DATASET:
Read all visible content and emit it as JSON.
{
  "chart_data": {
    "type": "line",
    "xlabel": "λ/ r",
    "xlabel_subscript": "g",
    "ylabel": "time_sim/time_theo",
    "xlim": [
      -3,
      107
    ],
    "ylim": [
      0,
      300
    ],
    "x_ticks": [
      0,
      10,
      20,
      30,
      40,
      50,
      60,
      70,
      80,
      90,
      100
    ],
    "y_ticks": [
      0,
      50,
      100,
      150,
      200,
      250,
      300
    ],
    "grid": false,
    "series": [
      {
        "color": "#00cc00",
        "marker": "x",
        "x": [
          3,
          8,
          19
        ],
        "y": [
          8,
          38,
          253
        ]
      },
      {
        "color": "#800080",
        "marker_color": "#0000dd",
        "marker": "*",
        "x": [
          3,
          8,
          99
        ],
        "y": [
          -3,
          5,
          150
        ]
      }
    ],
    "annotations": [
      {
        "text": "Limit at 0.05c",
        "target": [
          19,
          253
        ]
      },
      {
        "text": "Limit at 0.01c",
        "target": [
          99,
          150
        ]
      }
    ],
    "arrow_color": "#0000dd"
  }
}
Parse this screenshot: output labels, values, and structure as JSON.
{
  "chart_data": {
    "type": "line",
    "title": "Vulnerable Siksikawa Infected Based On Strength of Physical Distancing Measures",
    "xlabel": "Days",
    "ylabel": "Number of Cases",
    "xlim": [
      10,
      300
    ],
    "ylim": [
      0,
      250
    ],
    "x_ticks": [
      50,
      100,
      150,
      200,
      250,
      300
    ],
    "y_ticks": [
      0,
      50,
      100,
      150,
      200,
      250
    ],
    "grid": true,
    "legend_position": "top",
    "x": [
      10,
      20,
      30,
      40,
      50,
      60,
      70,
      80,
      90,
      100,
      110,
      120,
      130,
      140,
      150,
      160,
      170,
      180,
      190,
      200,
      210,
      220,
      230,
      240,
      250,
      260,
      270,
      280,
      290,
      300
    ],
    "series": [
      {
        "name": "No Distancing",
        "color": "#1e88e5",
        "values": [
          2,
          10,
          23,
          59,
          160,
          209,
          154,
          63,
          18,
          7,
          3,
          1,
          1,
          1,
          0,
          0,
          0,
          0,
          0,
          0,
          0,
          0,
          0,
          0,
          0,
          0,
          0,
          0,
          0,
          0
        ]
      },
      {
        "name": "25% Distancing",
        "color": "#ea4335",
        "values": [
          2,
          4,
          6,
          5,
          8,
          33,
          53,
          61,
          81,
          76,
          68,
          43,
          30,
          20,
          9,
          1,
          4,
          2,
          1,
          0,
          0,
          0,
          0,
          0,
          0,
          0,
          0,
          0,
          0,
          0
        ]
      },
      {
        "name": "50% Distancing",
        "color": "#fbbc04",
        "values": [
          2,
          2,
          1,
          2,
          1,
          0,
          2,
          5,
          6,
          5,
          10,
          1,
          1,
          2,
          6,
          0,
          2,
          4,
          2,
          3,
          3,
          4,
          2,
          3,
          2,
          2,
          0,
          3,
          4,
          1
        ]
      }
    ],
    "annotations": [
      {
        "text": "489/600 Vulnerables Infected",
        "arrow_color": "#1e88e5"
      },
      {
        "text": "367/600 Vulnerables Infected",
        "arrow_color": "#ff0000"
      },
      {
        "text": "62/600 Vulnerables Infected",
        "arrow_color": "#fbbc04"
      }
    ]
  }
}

WHAT IS EXPECTED:
Repeat the records above exactly, from the first line to the last.

ANSWER TO THE TASK:
Read all visible content and emit it as JSON.
{
  "chart_data": {
    "type": "line",
    "xlabel": "λ/ r",
    "xlabel_subscript": "g",
    "ylabel": "time_sim/time_theo",
    "xlim": [
      -3,
      107
    ],
    "ylim": [
      0,
      300
    ],
    "x_ticks": [
      0,
      10,
      20,
      30,
      40,
      50,
      60,
      70,
      80,
      90,
      100
    ],
    "y_ticks": [
      0,
      50,
      100,
      150,
      200,
      250,
      300
    ],
    "grid": false,
    "series": [
      {
        "color": "#00cc00",
        "marker": "x",
        "x": [
          3,
          8,
          19
        ],
        "y": [
          8,
          38,
          253
        ]
      },
      {
        "color": "#800080",
        "marker_color": "#0000dd",
        "marker": "*",
        "x": [
          3,
          8,
          99
        ],
        "y": [
          -3,
          5,
          150
        ]
      }
    ],
    "annotations": [
      {
        "text": "Limit at 0.05c",
        "target": [
          19,
          253
        ]
      },
      {
        "text": "Limit at 0.01c",
        "target": [
          99,
          150
        ]
      }
    ],
    "arrow_color": "#0000dd"
  }
}
Parse this screenshot: output labels, values, and structure as JSON.
{
  "chart_data": {
    "type": "line",
    "title": "Vulnerable Siksikawa Infected Based On Strength of Physical Distancing Measures",
    "xlabel": "Days",
    "ylabel": "Number of Cases",
    "xlim": [
      10,
      300
    ],
    "ylim": [
      0,
      250
    ],
    "x_ticks": [
      50,
      100,
      150,
      200,
      250,
      300
    ],
    "y_ticks": [
      0,
      50,
      100,
      150,
      200,
      250
    ],
    "grid": true,
    "legend_position": "top",
    "x": [
      10,
      20,
      30,
      40,
      50,
      60,
      70,
      80,
      90,
      100,
      110,
      120,
      130,
      140,
      150,
      160,
      170,
      180,
      190,
      200,
      210,
      220,
      230,
      240,
      250,
      260,
      270,
      280,
      290,
      300
    ],
    "series": [
      {
        "name": "No Distancing",
        "color": "#1e88e5",
        "values": [
          2,
          10,
          23,
          59,
          160,
          209,
          154,
          63,
          18,
          7,
          3,
          1,
          1,
          1,
          0,
          0,
          0,
          0,
          0,
          0,
          0,
          0,
          0,
          0,
          0,
          0,
          0,
          0,
          0,
          0
        ]
      },
      {
        "name": "25% Distancing",
        "color": "#ea4335",
        "values": [
          2,
          4,
          6,
          5,
          8,
          33,
          53,
          61,
          81,
          76,
          68,
          43,
          30,
          20,
          9,
          1,
          4,
          2,
          1,
          0,
          0,
          0,
          0,
          0,
          0,
          0,
          0,
          0,
          0,
          0
        ]
      },
      {
        "name": "50% Distancing",
        "color": "#fbbc04",
        "values": [
          2,
          2,
          1,
          2,
          1,
          0,
          2,
          5,
          6,
          5,
          10,
          1,
          1,
          2,
          6,
          0,
          2,
          4,
          2,
          3,
          3,
          4,
          2,
          3,
          2,
          2,
          0,
          3,
          4,
          1
        ]
      }
    ],
    "annotations": [
      {
        "text": "489/600 Vulnerables Infected",
        "arrow_color": "#1e88e5"
      },
      {
        "text": "367/600 Vulnerables Infected",
        "arrow_color": "#ff0000"
      },
      {
        "text": "62/600 Vulnerables Infected",
        "arrow_color": "#fbbc04"
      }
    ]
  }
}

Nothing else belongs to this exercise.